[Dataset items]
## Begin

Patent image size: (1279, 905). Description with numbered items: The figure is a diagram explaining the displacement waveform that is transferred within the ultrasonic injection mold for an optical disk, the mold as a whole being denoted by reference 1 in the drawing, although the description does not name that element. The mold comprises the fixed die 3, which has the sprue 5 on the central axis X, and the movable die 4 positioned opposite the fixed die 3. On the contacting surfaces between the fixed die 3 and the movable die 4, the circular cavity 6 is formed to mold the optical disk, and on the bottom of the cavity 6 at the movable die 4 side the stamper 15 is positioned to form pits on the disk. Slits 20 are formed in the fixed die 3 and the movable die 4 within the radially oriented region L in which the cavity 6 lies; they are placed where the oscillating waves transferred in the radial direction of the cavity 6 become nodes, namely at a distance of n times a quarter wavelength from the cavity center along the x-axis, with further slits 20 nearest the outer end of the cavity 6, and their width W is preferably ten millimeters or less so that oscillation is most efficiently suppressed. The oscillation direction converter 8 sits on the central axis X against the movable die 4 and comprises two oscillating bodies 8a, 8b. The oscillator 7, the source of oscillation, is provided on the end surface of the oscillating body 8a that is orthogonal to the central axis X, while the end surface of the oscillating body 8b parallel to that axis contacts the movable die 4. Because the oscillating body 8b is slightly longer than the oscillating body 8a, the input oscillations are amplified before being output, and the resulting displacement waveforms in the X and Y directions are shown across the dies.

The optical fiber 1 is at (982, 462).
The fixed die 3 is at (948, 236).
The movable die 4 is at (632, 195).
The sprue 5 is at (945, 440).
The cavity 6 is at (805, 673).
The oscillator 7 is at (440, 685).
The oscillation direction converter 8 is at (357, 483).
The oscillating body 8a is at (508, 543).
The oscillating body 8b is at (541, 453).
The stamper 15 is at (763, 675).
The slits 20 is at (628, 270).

## End

Stated exercise:
Reproduce the listing with "diagram" changed to "schematic" and everything else left as it is.

Task output:
Patent image size: (1279, 905). Description with numbered items: The figure is a schematic explaining the displacement waveform that is transferred within the ultrasonic injection mold for an optical disk, the mold as a whole being denoted by reference 1 in the drawing, although the description does not name that element. The mold comprises the fixed die 3, which has the sprue 5 on the central axis X, and the movable die 4 positioned opposite the fixed die 3. On the contacting surfaces between the fixed die 3 and the movable die 4, the circular cavity 6 is formed to mold the optical disk, and on the bottom of the cavity 6 at the movable die 4 side the stamper 15 is positioned to form pits on the disk. Slits 20 are formed in the fixed die 3 and the movable die 4 within the radially oriented region L in which the cavity 6 lies; they are placed where the oscillating waves transferred in the radial direction of the cavity 6 become nodes, namely at a distance of n times a quarter wavelength from the cavity center along the x-axis, with further slits 20 nearest the outer end of the cavity 6, and their width W is preferably ten millimeters or less so that oscillation is most efficiently suppressed. The oscillation direction converter 8 sits on the central axis X against the movable die 4 and comprises two oscillating bodies 8a, 8b. The oscillator 7, the source of oscillation, is provided on the end surface of the oscillating body 8a that is orthogonal to the central axis X, while the end surface of the oscillating body 8b parallel to that axis contacts the movable die 4. Because the oscillating body 8b is slightly longer than the oscillating body 8a, the input oscillations are amplified before being output, and the resulting displacement waveforms in the X and Y directions are shown across the dies.

The optical fiber 1 is at (982, 462).
The fixed die 3 is at (948, 236).
The movable die 4 is at (632, 195).
The sprue 5 is at (945, 440).
The cavity 6 is at (805, 673).
The oscillator 7 is at (440, 685).
The oscillation direction converter 8 is at (357, 483).
The oscillating body 8a is at (508, 543).
The oscillating body 8b is at (541, 453).
The stamper 15 is at (763, 675).
The slits 20 is at (628, 270).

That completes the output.